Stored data
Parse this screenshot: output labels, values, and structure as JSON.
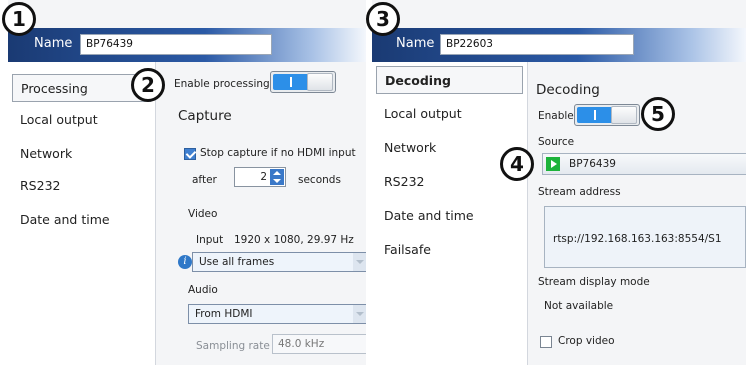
{
  "left": {
    "name_label": "Name",
    "name_value": "BP76439",
    "sidebar": [
      {
        "label": "Processing"
      },
      {
        "label": "Local output"
      },
      {
        "label": "Network"
      },
      {
        "label": "RS232"
      },
      {
        "label": "Date and time"
      }
    ],
    "enable_label": "Enable processing",
    "capture_heading": "Capture",
    "stop_capture_label": "Stop capture if no HDMI input",
    "after_label": "after",
    "after_value": "2",
    "seconds_label": "seconds",
    "video_label": "Video",
    "input_label": "Input",
    "input_value": "1920 x 1080, 29.97 Hz",
    "frames_select": "Use all frames",
    "audio_label": "Audio",
    "audio_select": "From HDMI",
    "sampling_label": "Sampling rate",
    "sampling_value": "48.0 kHz"
  },
  "right": {
    "name_label": "Name",
    "name_value": "BP22603",
    "sidebar": [
      {
        "label": "Decoding"
      },
      {
        "label": "Local output"
      },
      {
        "label": "Network"
      },
      {
        "label": "RS232"
      },
      {
        "label": "Date and time"
      },
      {
        "label": "Failsafe"
      }
    ],
    "decoding_heading": "Decoding",
    "enable_label": "Enable",
    "source_label": "Source",
    "source_value": "BP76439",
    "stream_address_label": "Stream address",
    "stream_address_value": "rtsp://192.168.163.163:8554/S1",
    "stream_mode_label": "Stream display mode",
    "stream_mode_value": "Not available",
    "crop_label": "Crop video"
  },
  "callouts": [
    "1",
    "2",
    "3",
    "4",
    "5"
  ],
  "colors": {
    "header_dark": "#1a3a73",
    "toggle_on": "#2c8fe8",
    "play_green": "#1db33b"
  }
}
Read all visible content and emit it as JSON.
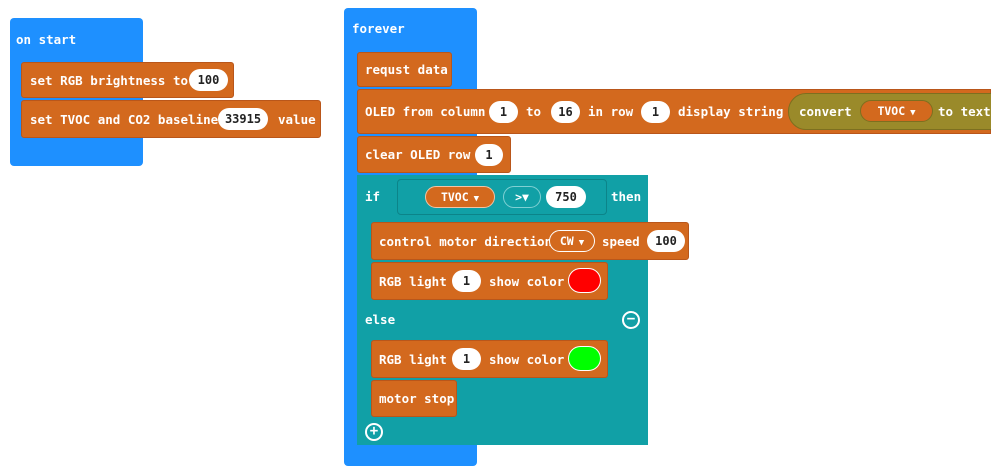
{
  "on_start": {
    "label": "on start",
    "set_rgb_brightness": {
      "label": "set RGB brightness to",
      "value": "100"
    },
    "set_baseline": {
      "label": "set TVOC and CO2 baseline",
      "value": "33915",
      "suffix": "value"
    }
  },
  "forever": {
    "label": "forever",
    "request_data": "requst data",
    "oled": {
      "from_column": "OLED from column",
      "col_start": "1",
      "to": "to",
      "col_end": "16",
      "in_row": "in row",
      "row": "1",
      "display_string": "display string",
      "convert": "convert",
      "sensor": "TVOC",
      "to_text": "to text"
    },
    "clear_oled": {
      "label": "clear OLED row",
      "row": "1"
    },
    "if_block": {
      "if": "if",
      "sensor": "TVOC",
      "operator": ">",
      "threshold": "750",
      "then": "then",
      "motor": {
        "label": "control motor direction",
        "direction": "CW",
        "speed_label": "speed",
        "speed": "100"
      },
      "rgb_then": {
        "label": "RGB light",
        "index": "1",
        "show_color": "show color",
        "color": "#ff0000"
      },
      "else": "else",
      "rgb_else": {
        "label": "RGB light",
        "index": "1",
        "show_color": "show color",
        "color": "#00ff00"
      },
      "motor_stop": "motor stop"
    }
  },
  "icons": {
    "remove": "minus-circle-icon",
    "add": "plus-circle-icon",
    "dropdown": "caret-down-icon"
  }
}
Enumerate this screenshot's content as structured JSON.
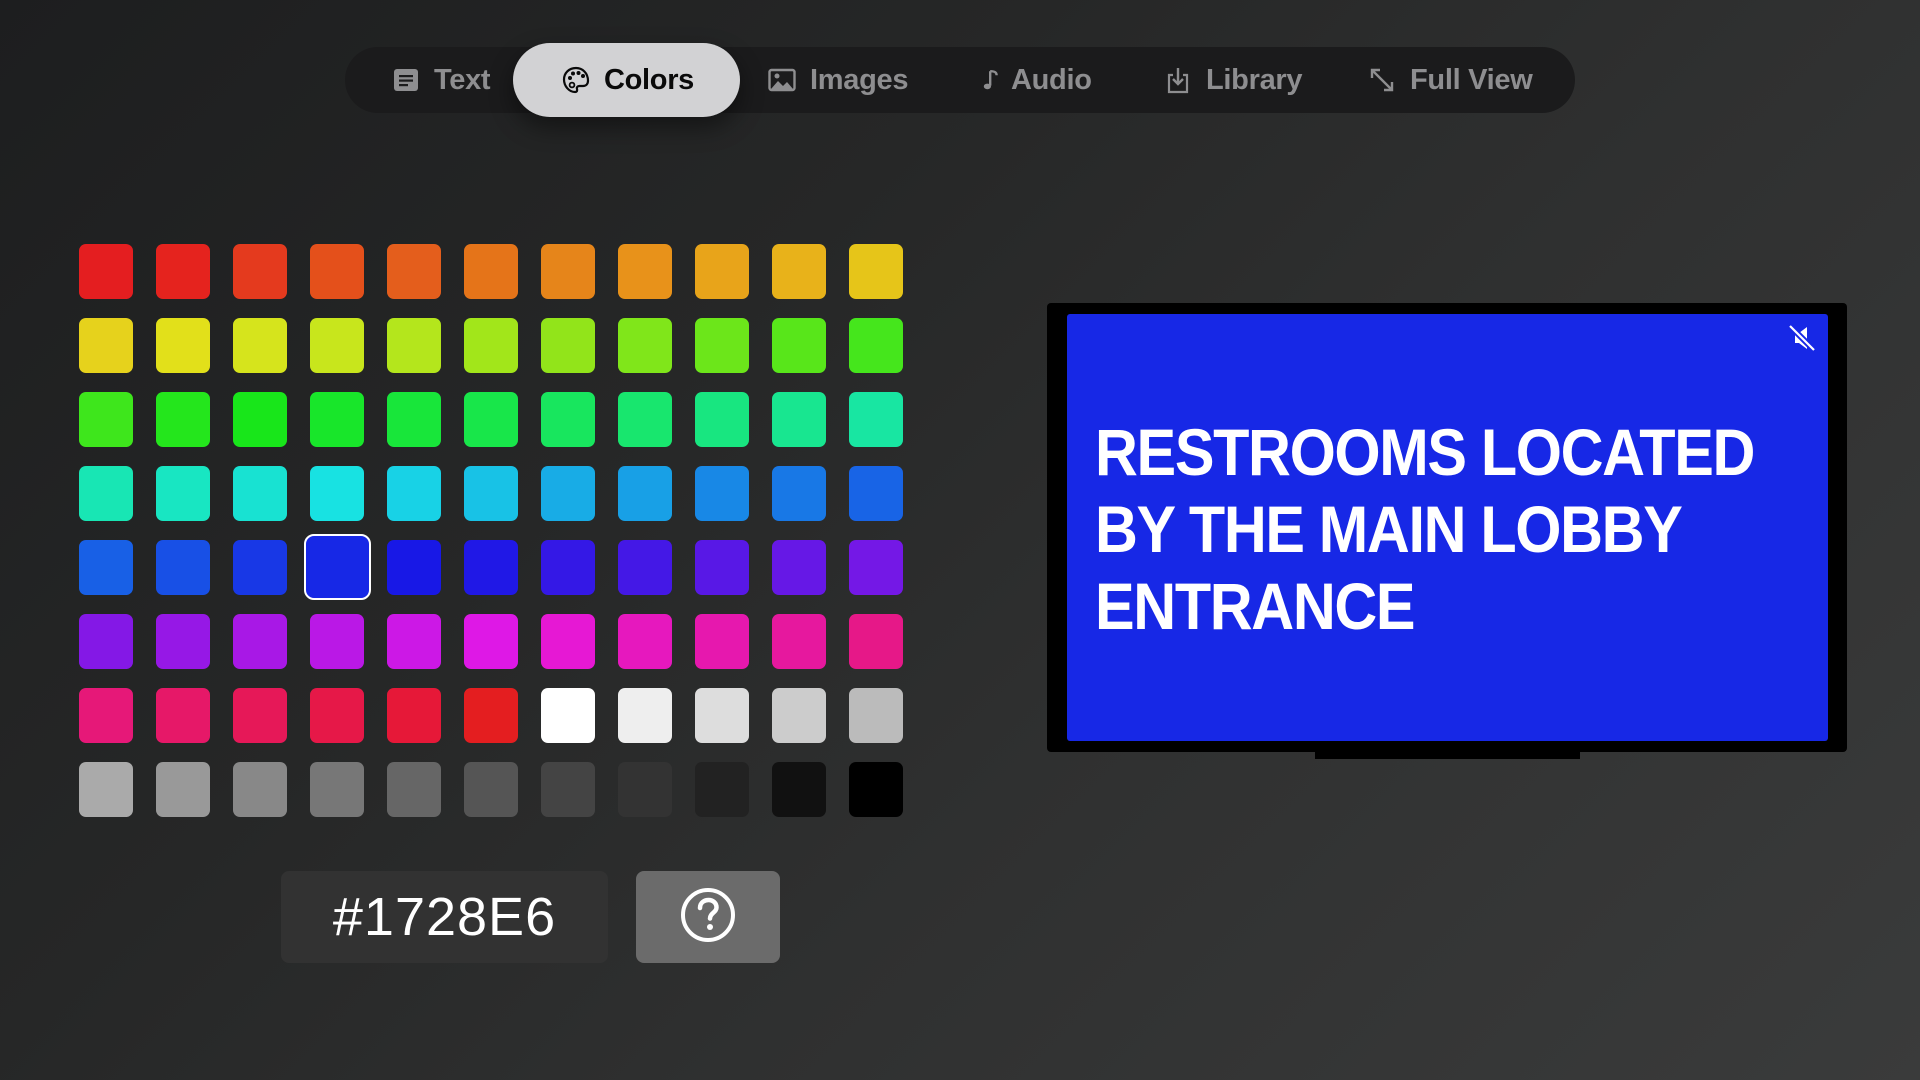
{
  "tabs": [
    {
      "label": "Text",
      "icon": "text-doc-icon",
      "active": false
    },
    {
      "label": "Colors",
      "icon": "palette-icon",
      "active": true
    },
    {
      "label": "Images",
      "icon": "photo-icon",
      "active": false
    },
    {
      "label": "Audio",
      "icon": "music-note-icon",
      "active": false
    },
    {
      "label": "Library",
      "icon": "import-icon",
      "active": false
    },
    {
      "label": "Full View",
      "icon": "expand-arrows-icon",
      "active": false
    }
  ],
  "palette": {
    "columns": 11,
    "selected_index": 47,
    "colors": [
      "#E41E20",
      "#E5231E",
      "#E43A1E",
      "#E4501B",
      "#E45E1C",
      "#E57419",
      "#E6851A",
      "#E8921A",
      "#E8A41A",
      "#E8B21A",
      "#E6C519",
      "#E6D21C",
      "#E2E01A",
      "#D6E41C",
      "#C8E61C",
      "#B4E61C",
      "#A2E61A",
      "#92E41A",
      "#80E61A",
      "#6CE61A",
      "#58E61A",
      "#45E61C",
      "#3EE61C",
      "#24E61C",
      "#18E61A",
      "#18E62A",
      "#18E63A",
      "#18E64A",
      "#18E65E",
      "#18E66E",
      "#18E680",
      "#18E690",
      "#18E6A2",
      "#18E6B4",
      "#18E6C2",
      "#18E2D2",
      "#18E2E2",
      "#18D2E6",
      "#18C2E6",
      "#18ACE6",
      "#18A0E6",
      "#1888E6",
      "#1878E6",
      "#1864E6",
      "#1860E6",
      "#1850E6",
      "#1838E6",
      "#1728E6",
      "#1818E6",
      "#2018E6",
      "#3418E6",
      "#4418E6",
      "#5818E6",
      "#6618E6",
      "#7418E6",
      "#8418E6",
      "#9618E6",
      "#A818E6",
      "#BA18E6",
      "#CC18E6",
      "#DE18E6",
      "#E618D4",
      "#E618BE",
      "#E618AE",
      "#E6189E",
      "#E61888",
      "#E61878",
      "#E61868",
      "#E61858",
      "#E61848",
      "#E61838",
      "#E41E20",
      "#FFFFFF",
      "#EEEEEE",
      "#DDDDDD",
      "#CCCCCC",
      "#BBBBBB",
      "#AAAAAA",
      "#999999",
      "#888888",
      "#777777",
      "#666666",
      "#555555",
      "#444444",
      "#333333",
      "#222222",
      "#111111",
      "#000000"
    ]
  },
  "hex_input": {
    "value": "#1728E6"
  },
  "help_button": {
    "icon": "question-circle-icon"
  },
  "preview": {
    "background": "#1728E6",
    "text_lines": [
      "RESTROOMS LOCATED",
      "BY THE MAIN LOBBY",
      "ENTRANCE"
    ],
    "mute_icon": "speaker-muted-icon"
  }
}
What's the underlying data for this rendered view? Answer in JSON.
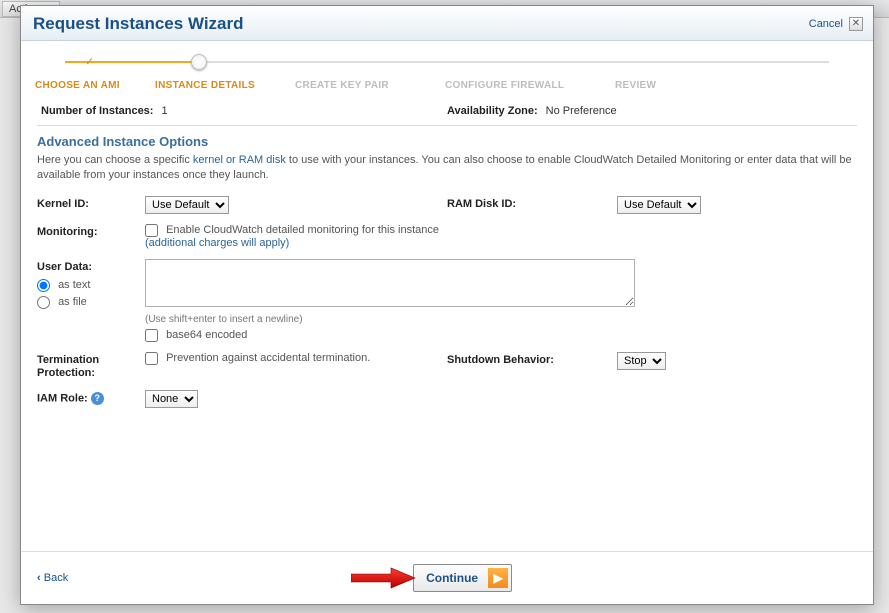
{
  "bg": {
    "actions_label": "Actions"
  },
  "modal": {
    "title": "Request Instances Wizard",
    "cancel": "Cancel"
  },
  "steps": {
    "s1": "CHOOSE AN AMI",
    "s2": "INSTANCE DETAILS",
    "s3": "CREATE KEY PAIR",
    "s4": "CONFIGURE FIREWALL",
    "s5": "REVIEW"
  },
  "summary": {
    "num_label": "Number of Instances:",
    "num_value": "1",
    "az_label": "Availability Zone:",
    "az_value": "No Preference"
  },
  "section": {
    "title": "Advanced Instance Options",
    "desc_pre": "Here you can choose a specific ",
    "desc_link": "kernel or RAM disk",
    "desc_post": " to use with your instances. You can also choose to enable CloudWatch Detailed Monitoring or enter data that will be available from your instances once they launch."
  },
  "form": {
    "kernel_label": "Kernel ID:",
    "kernel_value": "Use Default",
    "ramdisk_label": "RAM Disk ID:",
    "ramdisk_value": "Use Default",
    "monitoring_label": "Monitoring:",
    "monitoring_check": "Enable CloudWatch detailed monitoring for this instance",
    "monitoring_charges": "(additional charges will apply)",
    "userdata_label": "User Data:",
    "userdata_as_text": "as text",
    "userdata_as_file": "as file",
    "userdata_hint": "(Use shift+enter to insert a newline)",
    "userdata_base64": "base64 encoded",
    "termination_label": "Termination Protection:",
    "termination_check": "Prevention against accidental termination.",
    "shutdown_label": "Shutdown Behavior:",
    "shutdown_value": "Stop",
    "iam_label": "IAM Role:",
    "iam_value": "None"
  },
  "footer": {
    "back": "Back",
    "continue": "Continue"
  }
}
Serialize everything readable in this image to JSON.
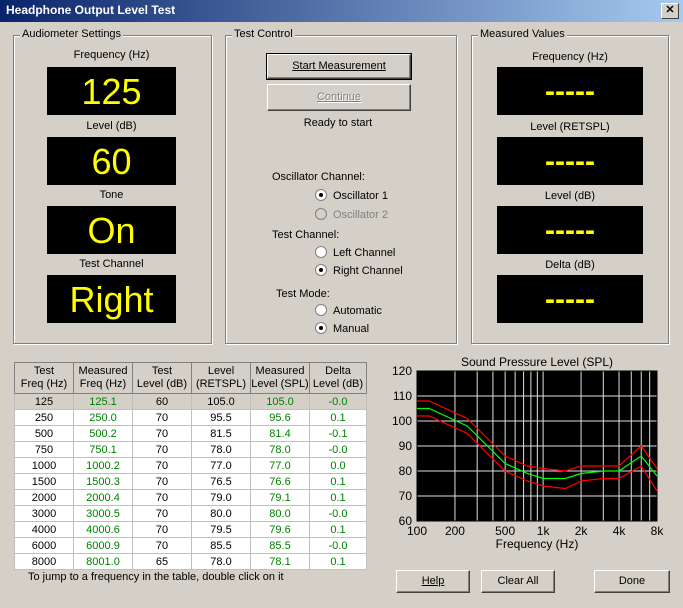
{
  "window": {
    "title": "Headphone Output Level Test",
    "close_glyph": "✕"
  },
  "audiometer": {
    "legend": "Audiometer Settings",
    "frequency_label": "Frequency (Hz)",
    "frequency_value": "125",
    "level_label": "Level (dB)",
    "level_value": "60",
    "tone_label": "Tone",
    "tone_value": "On",
    "channel_label": "Test Channel",
    "channel_value": "Right"
  },
  "control": {
    "legend": "Test Control",
    "start_label": "Start Measurement",
    "continue_label": "Continue",
    "status": "Ready to start",
    "osc_label": "Oscillator Channel:",
    "osc1": "Oscillator 1",
    "osc2": "Oscillator 2",
    "testch_label": "Test Channel:",
    "left": "Left Channel",
    "right": "Right Channel",
    "mode_label": "Test Mode:",
    "auto": "Automatic",
    "manual": "Manual"
  },
  "measured": {
    "legend": "Measured Values",
    "frequency_label": "Frequency (Hz)",
    "level_retspl_label": "Level (RETSPL)",
    "level_db_label": "Level (dB)",
    "delta_label": "Delta (dB)",
    "placeholder": "-----"
  },
  "table": {
    "headers": [
      [
        "Test",
        "Freq (Hz)"
      ],
      [
        "Measured",
        "Freq (Hz)"
      ],
      [
        "Test",
        "Level (dB)"
      ],
      [
        "Level",
        "(RETSPL)"
      ],
      [
        "Measured",
        "Level (SPL)"
      ],
      [
        "Delta",
        "Level (dB)"
      ]
    ],
    "rows": [
      [
        "125",
        "125.1",
        "60",
        "105.0",
        "105.0",
        "-0.0"
      ],
      [
        "250",
        "250.0",
        "70",
        "95.5",
        "95.6",
        "0.1"
      ],
      [
        "500",
        "500.2",
        "70",
        "81.5",
        "81.4",
        "-0.1"
      ],
      [
        "750",
        "750.1",
        "70",
        "78.0",
        "78.0",
        "-0.0"
      ],
      [
        "1000",
        "1000.2",
        "70",
        "77.0",
        "77.0",
        "0.0"
      ],
      [
        "1500",
        "1500.3",
        "70",
        "76.5",
        "76.6",
        "0.1"
      ],
      [
        "2000",
        "2000.4",
        "70",
        "79.0",
        "79.1",
        "0.1"
      ],
      [
        "3000",
        "3000.5",
        "70",
        "80.0",
        "80.0",
        "-0.0"
      ],
      [
        "4000",
        "4000.6",
        "70",
        "79.5",
        "79.6",
        "0.1"
      ],
      [
        "6000",
        "6000.9",
        "70",
        "85.5",
        "85.5",
        "-0.0"
      ],
      [
        "8000",
        "8001.0",
        "65",
        "78.0",
        "78.1",
        "0.1"
      ]
    ]
  },
  "note": "To jump to a frequency in the table, double click on it",
  "buttons": {
    "help": "Help",
    "clear_all": "Clear All",
    "done": "Done"
  },
  "colors": {
    "lcd_text": "#ffff00",
    "measured_text": "#008000",
    "trace_mid": "#00ff00",
    "trace_limits": "#ff0000"
  },
  "chart_data": {
    "type": "line",
    "title": "Sound Pressure Level (SPL)",
    "xlabel": "Frequency (Hz)",
    "ylabel": "",
    "xscale": "log",
    "xlim": [
      100,
      8000
    ],
    "ylim": [
      60,
      120
    ],
    "grid": true,
    "xticks": [
      {
        "v": 100,
        "t": "100"
      },
      {
        "v": 200,
        "t": "200"
      },
      {
        "v": 500,
        "t": "500"
      },
      {
        "v": 1000,
        "t": "1k"
      },
      {
        "v": 2000,
        "t": "2k"
      },
      {
        "v": 4000,
        "t": "4k"
      },
      {
        "v": 8000,
        "t": "8k"
      }
    ],
    "yticks": [
      60,
      70,
      80,
      90,
      100,
      110,
      120
    ],
    "x": [
      100,
      125,
      250,
      500,
      750,
      1000,
      1500,
      2000,
      3000,
      4000,
      6000,
      8000
    ],
    "series": [
      {
        "color": "#ff0000",
        "values": [
          108,
          108,
          101,
          86,
          82,
          81,
          80,
          82,
          82,
          82,
          90,
          81
        ]
      },
      {
        "color": "#00ff00",
        "values": [
          105,
          105,
          98,
          83,
          79,
          77,
          77,
          79,
          80,
          80,
          86,
          78
        ]
      },
      {
        "color": "#ff0000",
        "values": [
          102,
          102,
          95,
          80,
          76,
          74,
          73,
          76,
          77,
          77,
          82,
          72
        ]
      }
    ]
  }
}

# [Direction]
Extract from the material all lines containing the string "CloudWatch".

# [Finished exercise]
    "desc_post": " to use with your instances. You can also choose to enable CloudWatch Detailed Monitoring or enter data that will be available from your instances once they launch."
    "monitoring_check": "Enable CloudWatch detailed monitoring for this instance",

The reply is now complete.